## EXERCISE PROMPT
In the following material, identify every line holding the string "végrehajtásának" and return it.

## INFORMATION PROVIDED
|---|
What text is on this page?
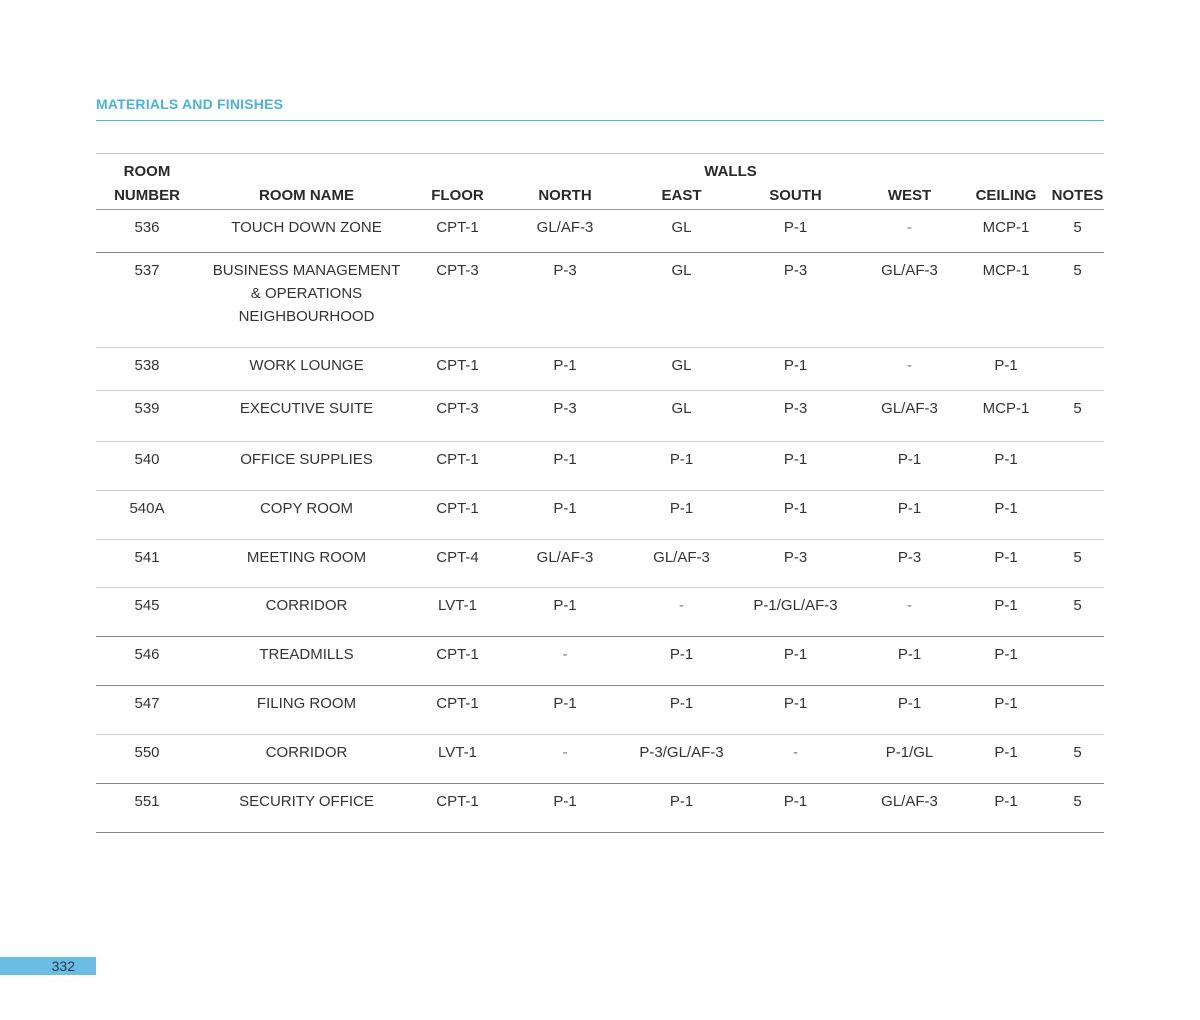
MATERIALS AND FINISHES
ROOM			WALLS					
NUMBER	ROOM NAME	FLOOR	NORTH	EAST	SOUTH	WEST	CEILING	NOTES
536	TOUCH DOWN ZONE	CPT-1	GL/AF-3	GL	P-1	-	MCP-1	5
537	BUSINESS MANAGEMENT
& OPERATIONS
NEIGHBOURHOOD	CPT-3	P-3	GL	P-3	GL/AF-3	MCP-1	5
538	WORK LOUNGE	CPT-1	P-1	GL	P-1	-	P-1	
539	EXECUTIVE SUITE	CPT-3	P-3	GL	P-3	GL/AF-3	MCP-1	5
540	OFFICE SUPPLIES	CPT-1	P-1	P-1	P-1	P-1	P-1	
540A	COPY ROOM	CPT-1	P-1	P-1	P-1	P-1	P-1	
541	MEETING ROOM	CPT-4	GL/AF-3	GL/AF-3	P-3	P-3	P-1	5
545	CORRIDOR	LVT-1	P-1	-	P-1/GL/AF-3	-	P-1	5
546	TREADMILLS	CPT-1	-	P-1	P-1	P-1	P-1	
547	FILING ROOM	CPT-1	P-1	P-1	P-1	P-1	P-1	
550	CORRIDOR	LVT-1	-	P-3/GL/AF-3	-	P-1/GL	P-1	5
551	SECURITY OFFICE	CPT-1	P-1	P-1	P-1	GL/AF-3	P-1	5
332
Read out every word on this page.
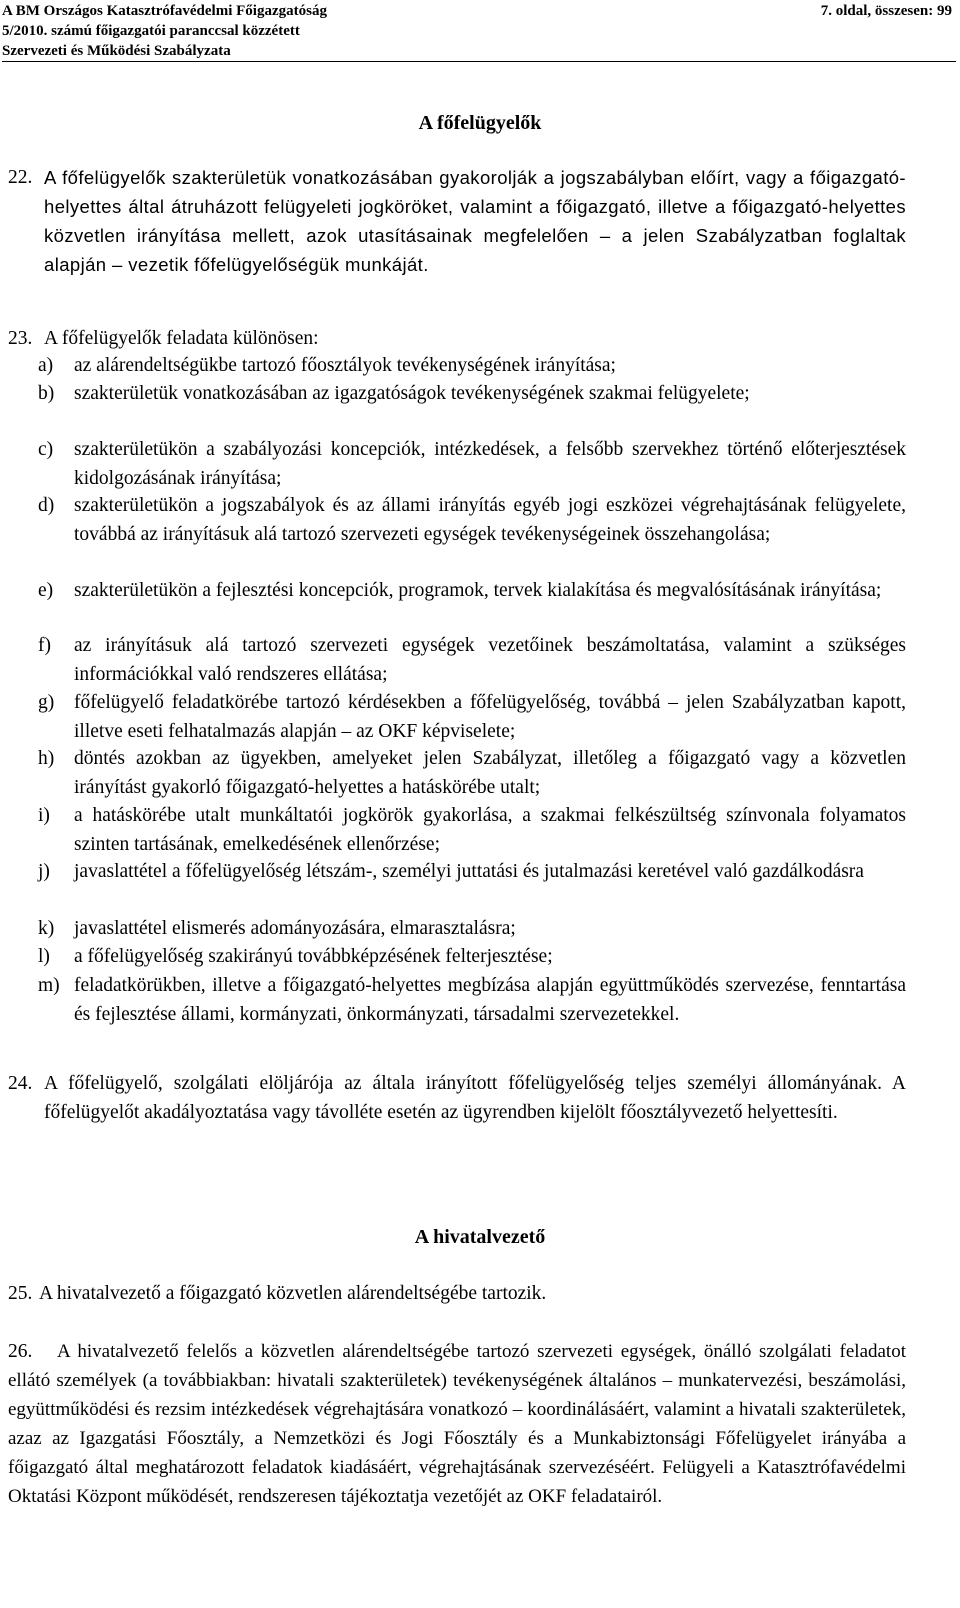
A BM Országos Katasztrófavédelmi Főigazgatóság
5/2010. számú főigazgatói paranccsal közzétett
Szervezeti és Működési Szabályzata
7. oldal, összesen: 99
A főfelügyelők
22. A főfelügyelők szakterületük vonatkozásában gyakorolják a jogszabályban előírt, vagy a főigazgató-helyettes által átruházott felügyeleti jogköröket, valamint a főigazgató, illetve a főigazgató-helyettes közvetlen irányítása mellett, azok utasításainak megfelelően – a jelen Szabályzatban foglaltak alapján – vezetik főfelügyelőségük munkáját.
23. A főfelügyelők feladata különösen:
a) az alárendeltségükbe tartozó főosztályok tevékenységének irányítása;
b) szakterületük vonatkozásában az igazgatóságok tevékenységének szakmai felügyelete;
c) szakterületükön a szabályozási koncepciók, intézkedések, a felsőbb szervekhez történő előterjesztések kidolgozásának irányítása;
d) szakterületükön a jogszabályok és az állami irányítás egyéb jogi eszközei végrehajtásának felügyelete, továbbá az irányításuk alá tartozó szervezeti egységek tevékenységeinek összehangolása;
e) szakterületükön a fejlesztési koncepciók, programok, tervek kialakítása és megvalósításának irányítása;
f) az irányításuk alá tartozó szervezeti egységek vezetőinek beszámoltatása, valamint a szükséges információkkal való rendszeres ellátása;
g) főfelügyelő feladatkörébe tartozó kérdésekben a főfelügyelőség, továbbá – jelen Szabályzatban kapott, illetve eseti felhatalmazás alapján – az OKF képviselete;
h) döntés azokban az ügyekben, amelyeket jelen Szabályzat, illetőleg a főigazgató vagy a közvetlen irányítást gyakorló főigazgató-helyettes a hatáskörébe utalt;
i) a hatáskörébe utalt munkáltatói jogkörök gyakorlása, a szakmai felkészültség színvonala folyamatos szinten tartásának, emelkedésének ellenőrzése;
j) javaslattétel a főfelügyelőség létszám-, személyi juttatási és jutalmazási keretével való gazdálkodásra
k) javaslattétel elismerés adományozására, elmarasztalásra;
l) a főfelügyelőség szakirányú továbbképzésének felterjesztése;
m) feladatkörükben, illetve a főigazgató-helyettes megbízása alapján együttműködés szervezése, fenntartása és fejlesztése állami, kormányzati, önkormányzati, társadalmi szervezetekkel.
24. A főfelügyelő, szolgálati elöljárója az általa irányított főfelügyelőség teljes személyi állományának. A főfelügyelőt akadályoztatása vagy távolléte esetén az ügyrendben kijelölt főosztályvezető helyettesíti.
A hivatalvezető
25. A hivatalvezető a főigazgató közvetlen alárendeltségébe tartozik.
26.	A hivatalvezető felelős a közvetlen alárendeltségébe tartozó szervezeti egységek, önálló szolgálati feladatot ellátó személyek (a továbbiakban: hivatali szakterületek) tevékenységének általános – munkatervezési, beszámolási, együttműködési és rezsim intézkedések végrehajtására vonatkozó – koordinálásáért, valamint a hivatali szakterületek, azaz az Igazgatási Főosztály, a Nemzetközi és Jogi Főosztály és a Munkabiztonsági Főfelügyelet irányába a főigazgató által meghatározott feladatok kiadásáért, végrehajtásának szervezéséért. Felügyeli a Katasztrófavédelmi Oktatási Központ működését, rendszeresen tájékoztatja vezetőjét az OKF feladatairól.
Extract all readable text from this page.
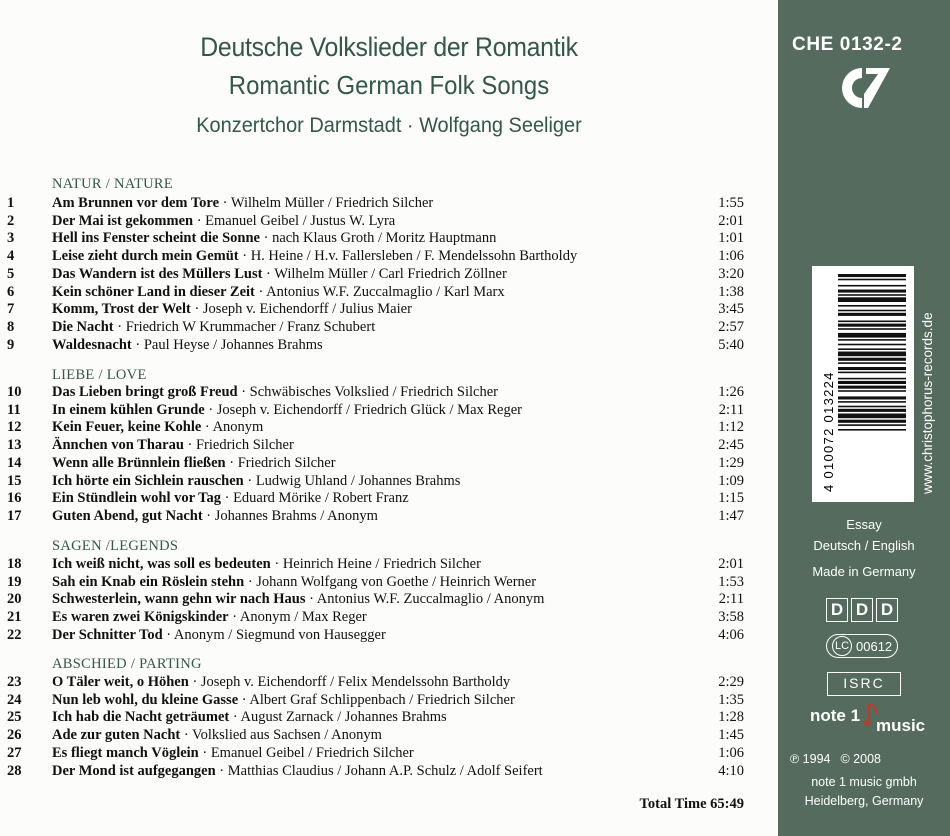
Deutsche Volkslieder der Romantik
Romantic German Folk Songs
Konzertchor Darmstadt · Wolfgang Seeliger
NATUR / NATURE
1	Am Brunnen vor dem Tore · Wilhelm Müller / Friedrich Silcher	1:55
2	Der Mai ist gekommen · Emanuel Geibel / Justus W. Lyra	2:01
3	Hell ins Fenster scheint die Sonne · nach Klaus Groth / Moritz Hauptmann	1:01
4	Leise zieht durch mein Gemüt · H. Heine / H.v. Fallersleben / F. Mendelssohn Bartholdy	1:06
5	Das Wandern ist des Müllers Lust · Wilhelm Müller / Carl Friedrich Zöllner	3:20
6	Kein schöner Land in dieser Zeit · Antonius W.F. Zuccalmaglio / Karl Marx	1:38
7	Komm, Trost der Welt · Joseph v. Eichendorff / Julius Maier	3:45
8	Die Nacht · Friedrich W Krummacher / Franz Schubert	2:57
9	Waldesnacht · Paul Heyse / Johannes Brahms	5:40
LIEBE / LOVE
10 Das Lieben bringt groß Freud · Schwäbisches Volkslied / Friedrich Silcher	1:26
11 In einem kühlen Grunde · Joseph v. Eichendorff / Friedrich Glück / Max Reger	2:11
12 Kein Feuer, keine Kohle · Anonym	1:12
13 Ännchen von Tharau · Friedrich Silcher	2:45
14 Wenn alle Brünnlein fließen · Friedrich Silcher	1:29
15 Ich hörte ein Sichlein rauschen · Ludwig Uhland / Johannes Brahms	1:09
16 Ein Stündlein wohl vor Tag · Eduard Mörike / Robert Franz	1:15
17 Guten Abend, gut Nacht · Johannes Brahms / Anonym	1:47
SAGEN /LEGENDS
18 Ich weiß nicht, was soll es bedeuten · Heinrich Heine / Friedrich Silcher	2:01
19 Sah ein Knab ein Röslein stehn · Johann Wolfgang von Goethe / Heinrich Werner	1:53
20 Schwesterlein, wann gehn wir nach Haus · Antonius W.F. Zuccalmaglio / Anonym	2:11
21 Es waren zwei Königskinder · Anonym / Max Reger	3:58
22 Der Schnitter Tod · Anonym / Siegmund von Hausegger	4:06
ABSCHIED / PARTING
23 O Täler weit, o Höhen · Joseph v. Eichendorff / Felix Mendelssohn Bartholdy	2:29
24 Nun leb wohl, du kleine Gasse · Albert Graf Schlippenbach / Friedrich Silcher	1:35
25 Ich hab die Nacht geträumet · August Zarnack / Johannes Brahms	1:28
26 Ade zur guten Nacht · Volkslied aus Sachsen / Anonym	1:45
27 Es fliegt manch Vöglein · Emanuel Geibel / Friedrich Silcher	1:06
28 Der Mond ist aufgegangen · Matthias Claudius / Johann A.P. Schulz / Adolf Seifert	4:10
Total Time 65:49
CHE 0132-2
4 010072 013224	www.christophorus-records.de
Essay
Deutsch / English
Made in Germany
D D D
LC 00612
ISRC
note 1
music
℗ 1994 © 2008
note 1 music gmbh
Heidelberg, Germany
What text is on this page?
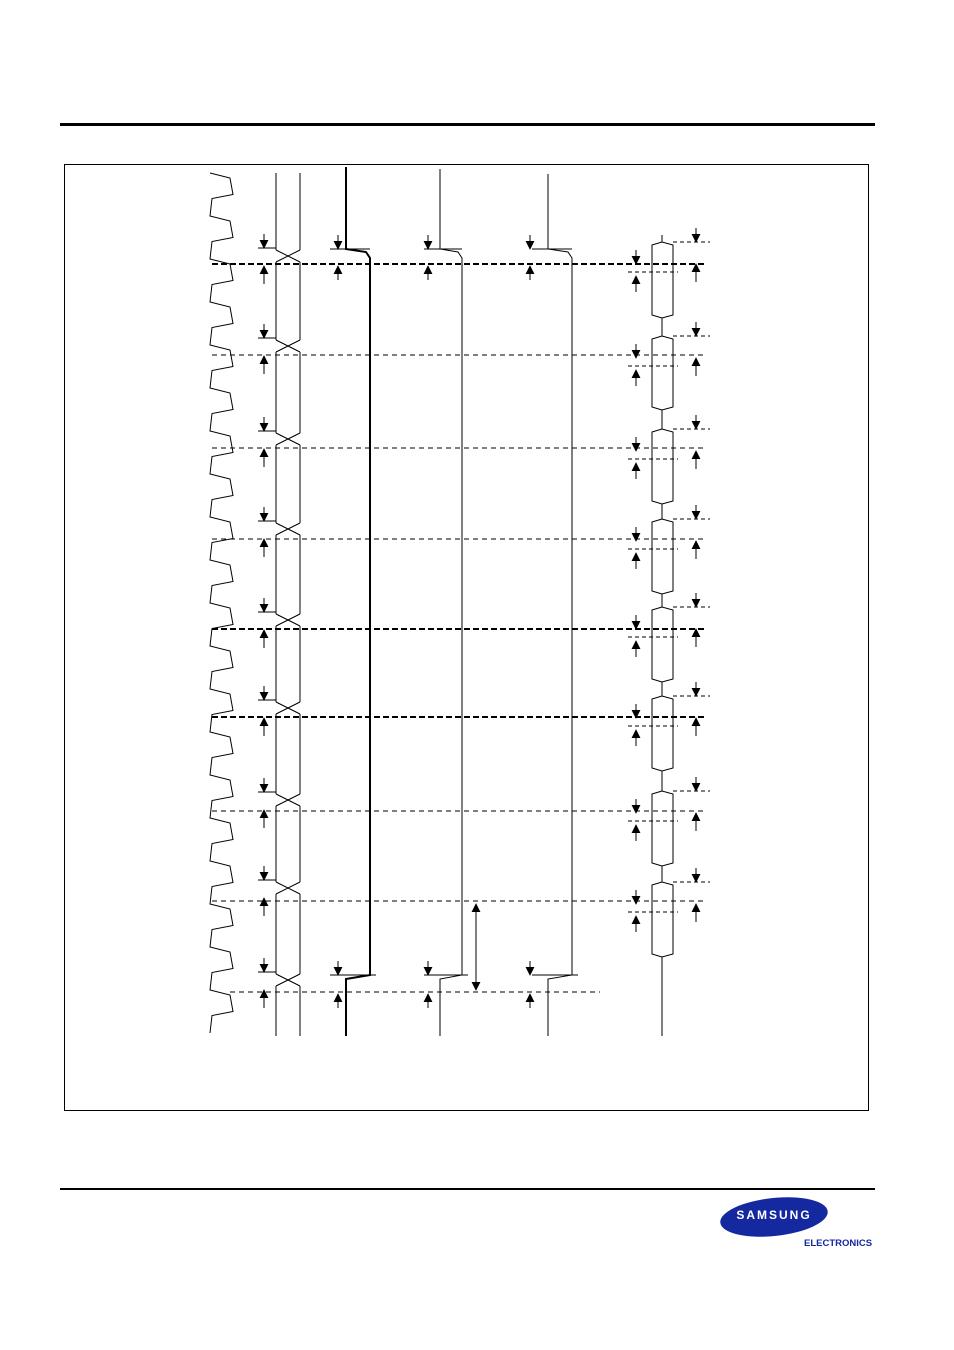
SAMSUNG
ELECTRONICS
|---|
## PROBLEM SOLUTION
d) szakterületükön a jogszabályok és az állami irányítás egyéb jogi eszközei végrehajtásának felügyelete, továbbá az irányításuk alá tartozó szervezeti egységek tevékenységeinek összehangolása;
26.	A hivatalvezető felelős a közvetlen alárendeltségébe tartozó szervezeti egységek, önálló szolgálati feladatot ellátó személyek (a továbbiakban: hivatali szakterületek) tevékenységének általános – munkatervezési, beszámolási, együttműködési és rezsim intézkedések végrehajtására vonatkozó – koordinálásáért, valamint a hivatali szakterületek, azaz az Igazgatási Főosztály, a Nemzetközi és Jogi Főosztály és a Munkabiztonsági Főfelügyelet irányába a főigazgató által meghatározott feladatok kiadásáért, végrehajtásának szervezéséért. Felügyeli a Katasztrófavédelmi Oktatási Központ működését, rendszeresen tájékoztatja vezetőjét az OKF feladatairól.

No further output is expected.